## [What is required]
What is the number of lines in the entries that include the word "title"? Respond with the number only.

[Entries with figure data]
•••

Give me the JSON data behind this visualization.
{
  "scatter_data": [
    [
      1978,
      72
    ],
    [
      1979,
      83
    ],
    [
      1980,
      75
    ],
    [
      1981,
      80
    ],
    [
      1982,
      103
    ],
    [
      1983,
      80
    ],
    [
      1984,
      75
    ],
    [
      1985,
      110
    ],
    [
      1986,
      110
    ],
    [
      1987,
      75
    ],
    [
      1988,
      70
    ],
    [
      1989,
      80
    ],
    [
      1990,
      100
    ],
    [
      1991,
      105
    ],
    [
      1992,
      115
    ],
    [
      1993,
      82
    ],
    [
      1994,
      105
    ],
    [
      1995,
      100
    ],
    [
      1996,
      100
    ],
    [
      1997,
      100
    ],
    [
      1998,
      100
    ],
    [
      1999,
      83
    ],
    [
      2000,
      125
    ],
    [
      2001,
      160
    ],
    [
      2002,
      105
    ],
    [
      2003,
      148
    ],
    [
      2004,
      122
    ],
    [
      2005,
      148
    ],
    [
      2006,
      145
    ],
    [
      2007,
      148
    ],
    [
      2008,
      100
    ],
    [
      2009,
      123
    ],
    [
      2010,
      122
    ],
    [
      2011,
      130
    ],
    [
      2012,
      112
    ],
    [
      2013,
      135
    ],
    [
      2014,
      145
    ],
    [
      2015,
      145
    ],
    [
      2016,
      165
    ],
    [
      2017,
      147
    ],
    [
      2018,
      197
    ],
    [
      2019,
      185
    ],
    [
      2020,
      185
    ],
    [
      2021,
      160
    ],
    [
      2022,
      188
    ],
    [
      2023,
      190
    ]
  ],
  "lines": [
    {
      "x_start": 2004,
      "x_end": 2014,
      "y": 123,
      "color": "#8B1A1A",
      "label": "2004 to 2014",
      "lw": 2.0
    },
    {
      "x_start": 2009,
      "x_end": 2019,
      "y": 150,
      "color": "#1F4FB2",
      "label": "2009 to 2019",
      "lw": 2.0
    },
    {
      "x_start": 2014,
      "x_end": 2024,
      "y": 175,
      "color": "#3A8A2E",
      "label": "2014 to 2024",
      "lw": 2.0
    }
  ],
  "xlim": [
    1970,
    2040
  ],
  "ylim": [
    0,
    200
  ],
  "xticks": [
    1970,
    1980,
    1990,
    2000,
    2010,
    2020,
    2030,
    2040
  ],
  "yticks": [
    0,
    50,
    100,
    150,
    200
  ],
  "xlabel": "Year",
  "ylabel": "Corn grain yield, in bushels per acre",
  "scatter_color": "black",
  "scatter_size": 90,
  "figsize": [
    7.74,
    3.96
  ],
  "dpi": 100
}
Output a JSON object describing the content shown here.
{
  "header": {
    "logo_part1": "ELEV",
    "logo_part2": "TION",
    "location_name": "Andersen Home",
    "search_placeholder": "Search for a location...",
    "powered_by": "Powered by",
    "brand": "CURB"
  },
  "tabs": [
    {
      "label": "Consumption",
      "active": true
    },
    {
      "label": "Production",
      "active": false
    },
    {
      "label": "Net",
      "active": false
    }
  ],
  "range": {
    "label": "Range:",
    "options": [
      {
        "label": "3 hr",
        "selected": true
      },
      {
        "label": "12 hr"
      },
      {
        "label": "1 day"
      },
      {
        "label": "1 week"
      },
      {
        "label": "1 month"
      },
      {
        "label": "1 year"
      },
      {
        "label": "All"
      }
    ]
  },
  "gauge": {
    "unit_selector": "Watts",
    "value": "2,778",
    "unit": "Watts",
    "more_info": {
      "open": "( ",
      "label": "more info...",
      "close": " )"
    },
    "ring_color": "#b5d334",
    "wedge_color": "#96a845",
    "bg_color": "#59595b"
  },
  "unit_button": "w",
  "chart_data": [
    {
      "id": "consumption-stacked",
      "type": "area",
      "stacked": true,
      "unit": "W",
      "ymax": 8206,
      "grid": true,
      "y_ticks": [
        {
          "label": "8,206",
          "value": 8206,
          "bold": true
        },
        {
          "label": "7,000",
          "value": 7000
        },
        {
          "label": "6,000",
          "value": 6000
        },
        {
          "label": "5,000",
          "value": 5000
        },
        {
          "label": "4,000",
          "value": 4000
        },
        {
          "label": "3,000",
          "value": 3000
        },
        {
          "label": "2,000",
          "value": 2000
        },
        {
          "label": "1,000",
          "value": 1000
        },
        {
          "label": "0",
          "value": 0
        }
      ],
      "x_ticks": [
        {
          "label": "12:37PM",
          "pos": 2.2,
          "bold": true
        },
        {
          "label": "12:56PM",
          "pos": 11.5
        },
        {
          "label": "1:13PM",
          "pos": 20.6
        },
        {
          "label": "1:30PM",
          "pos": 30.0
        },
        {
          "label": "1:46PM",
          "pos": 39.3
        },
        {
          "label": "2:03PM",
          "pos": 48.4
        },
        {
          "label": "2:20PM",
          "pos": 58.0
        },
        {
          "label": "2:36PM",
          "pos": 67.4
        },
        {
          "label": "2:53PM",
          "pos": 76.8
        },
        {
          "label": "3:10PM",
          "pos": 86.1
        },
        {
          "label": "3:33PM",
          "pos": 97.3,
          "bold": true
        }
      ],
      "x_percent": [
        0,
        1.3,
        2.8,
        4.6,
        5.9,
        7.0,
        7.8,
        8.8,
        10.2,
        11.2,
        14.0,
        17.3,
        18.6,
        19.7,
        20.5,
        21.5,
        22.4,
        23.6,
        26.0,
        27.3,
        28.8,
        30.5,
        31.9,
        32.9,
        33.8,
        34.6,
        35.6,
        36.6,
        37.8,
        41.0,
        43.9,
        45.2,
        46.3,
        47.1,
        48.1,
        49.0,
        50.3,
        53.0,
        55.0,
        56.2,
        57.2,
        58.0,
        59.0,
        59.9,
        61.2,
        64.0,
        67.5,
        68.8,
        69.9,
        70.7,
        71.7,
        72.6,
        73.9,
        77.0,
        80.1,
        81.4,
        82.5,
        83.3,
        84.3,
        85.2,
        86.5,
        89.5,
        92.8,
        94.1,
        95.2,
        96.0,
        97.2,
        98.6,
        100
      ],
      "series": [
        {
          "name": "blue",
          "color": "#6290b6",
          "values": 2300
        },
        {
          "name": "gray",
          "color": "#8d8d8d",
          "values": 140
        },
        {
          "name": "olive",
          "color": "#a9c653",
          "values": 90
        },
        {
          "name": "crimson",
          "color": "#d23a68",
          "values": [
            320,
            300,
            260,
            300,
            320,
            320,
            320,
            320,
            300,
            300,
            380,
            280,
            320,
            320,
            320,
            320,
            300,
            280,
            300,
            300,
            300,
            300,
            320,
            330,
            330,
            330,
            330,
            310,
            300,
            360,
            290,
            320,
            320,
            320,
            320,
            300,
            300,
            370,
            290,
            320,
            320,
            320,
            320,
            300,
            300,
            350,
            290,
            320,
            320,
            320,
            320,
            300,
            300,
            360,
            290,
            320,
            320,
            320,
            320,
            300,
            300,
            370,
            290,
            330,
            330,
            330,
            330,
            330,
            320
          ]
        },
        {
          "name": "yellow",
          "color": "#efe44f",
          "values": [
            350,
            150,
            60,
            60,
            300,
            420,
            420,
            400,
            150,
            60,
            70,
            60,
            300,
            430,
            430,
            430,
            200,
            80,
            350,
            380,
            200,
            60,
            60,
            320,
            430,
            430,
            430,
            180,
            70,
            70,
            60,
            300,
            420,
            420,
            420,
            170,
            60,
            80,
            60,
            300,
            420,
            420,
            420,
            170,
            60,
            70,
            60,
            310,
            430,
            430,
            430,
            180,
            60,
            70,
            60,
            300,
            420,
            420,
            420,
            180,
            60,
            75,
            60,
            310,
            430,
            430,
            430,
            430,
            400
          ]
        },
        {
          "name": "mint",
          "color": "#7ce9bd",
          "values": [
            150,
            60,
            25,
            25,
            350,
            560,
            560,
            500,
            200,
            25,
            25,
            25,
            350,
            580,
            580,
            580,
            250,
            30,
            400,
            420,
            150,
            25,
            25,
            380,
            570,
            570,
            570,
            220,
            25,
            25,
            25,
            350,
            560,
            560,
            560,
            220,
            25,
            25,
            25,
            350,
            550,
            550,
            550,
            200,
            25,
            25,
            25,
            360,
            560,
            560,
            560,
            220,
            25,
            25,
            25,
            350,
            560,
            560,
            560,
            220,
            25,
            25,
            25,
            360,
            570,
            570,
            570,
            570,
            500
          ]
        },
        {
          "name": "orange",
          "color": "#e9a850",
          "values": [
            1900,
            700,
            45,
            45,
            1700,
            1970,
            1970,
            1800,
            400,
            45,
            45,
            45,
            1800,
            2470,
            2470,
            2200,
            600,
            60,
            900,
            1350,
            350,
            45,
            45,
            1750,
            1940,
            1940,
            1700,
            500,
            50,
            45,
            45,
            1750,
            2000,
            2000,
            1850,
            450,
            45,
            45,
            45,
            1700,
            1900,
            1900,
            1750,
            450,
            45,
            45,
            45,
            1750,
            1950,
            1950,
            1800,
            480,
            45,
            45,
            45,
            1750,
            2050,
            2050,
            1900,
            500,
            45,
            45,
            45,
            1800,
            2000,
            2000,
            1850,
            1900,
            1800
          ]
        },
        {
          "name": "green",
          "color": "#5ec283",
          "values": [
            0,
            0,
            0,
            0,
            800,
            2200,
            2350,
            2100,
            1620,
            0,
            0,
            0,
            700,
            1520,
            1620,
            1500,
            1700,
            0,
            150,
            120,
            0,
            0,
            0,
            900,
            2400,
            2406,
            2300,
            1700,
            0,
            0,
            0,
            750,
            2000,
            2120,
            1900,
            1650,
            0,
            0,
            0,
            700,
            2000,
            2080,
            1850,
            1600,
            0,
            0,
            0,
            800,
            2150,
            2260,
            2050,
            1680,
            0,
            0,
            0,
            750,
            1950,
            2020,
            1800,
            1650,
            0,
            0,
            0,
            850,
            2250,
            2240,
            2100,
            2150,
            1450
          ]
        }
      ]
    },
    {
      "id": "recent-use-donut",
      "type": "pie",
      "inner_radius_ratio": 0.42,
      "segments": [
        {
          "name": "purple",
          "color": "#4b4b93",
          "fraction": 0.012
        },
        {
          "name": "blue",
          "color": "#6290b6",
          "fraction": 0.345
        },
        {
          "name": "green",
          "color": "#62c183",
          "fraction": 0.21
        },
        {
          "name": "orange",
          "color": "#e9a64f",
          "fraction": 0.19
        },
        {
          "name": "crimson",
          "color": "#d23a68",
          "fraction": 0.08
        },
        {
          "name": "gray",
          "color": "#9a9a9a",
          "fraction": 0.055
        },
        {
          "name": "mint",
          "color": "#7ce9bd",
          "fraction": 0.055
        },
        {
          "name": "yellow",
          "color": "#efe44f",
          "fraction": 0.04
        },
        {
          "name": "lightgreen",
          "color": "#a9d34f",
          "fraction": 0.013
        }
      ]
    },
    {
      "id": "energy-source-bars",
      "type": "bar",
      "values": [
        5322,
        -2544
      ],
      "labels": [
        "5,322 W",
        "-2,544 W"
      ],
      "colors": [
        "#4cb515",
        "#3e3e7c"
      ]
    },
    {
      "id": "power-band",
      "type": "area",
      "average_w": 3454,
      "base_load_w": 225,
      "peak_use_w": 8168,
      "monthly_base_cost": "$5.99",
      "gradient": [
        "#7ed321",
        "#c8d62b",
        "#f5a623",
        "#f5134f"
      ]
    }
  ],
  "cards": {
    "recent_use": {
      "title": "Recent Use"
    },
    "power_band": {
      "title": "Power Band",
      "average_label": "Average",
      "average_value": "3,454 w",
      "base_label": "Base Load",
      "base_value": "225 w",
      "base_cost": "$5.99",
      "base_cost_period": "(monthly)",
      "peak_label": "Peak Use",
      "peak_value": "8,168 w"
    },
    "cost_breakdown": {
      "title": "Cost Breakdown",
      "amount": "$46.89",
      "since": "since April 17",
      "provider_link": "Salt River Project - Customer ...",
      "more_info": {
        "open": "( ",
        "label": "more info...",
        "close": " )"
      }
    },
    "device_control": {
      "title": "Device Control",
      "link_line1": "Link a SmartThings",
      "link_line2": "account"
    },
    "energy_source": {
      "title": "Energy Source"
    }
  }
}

•••

## [Correct output]
5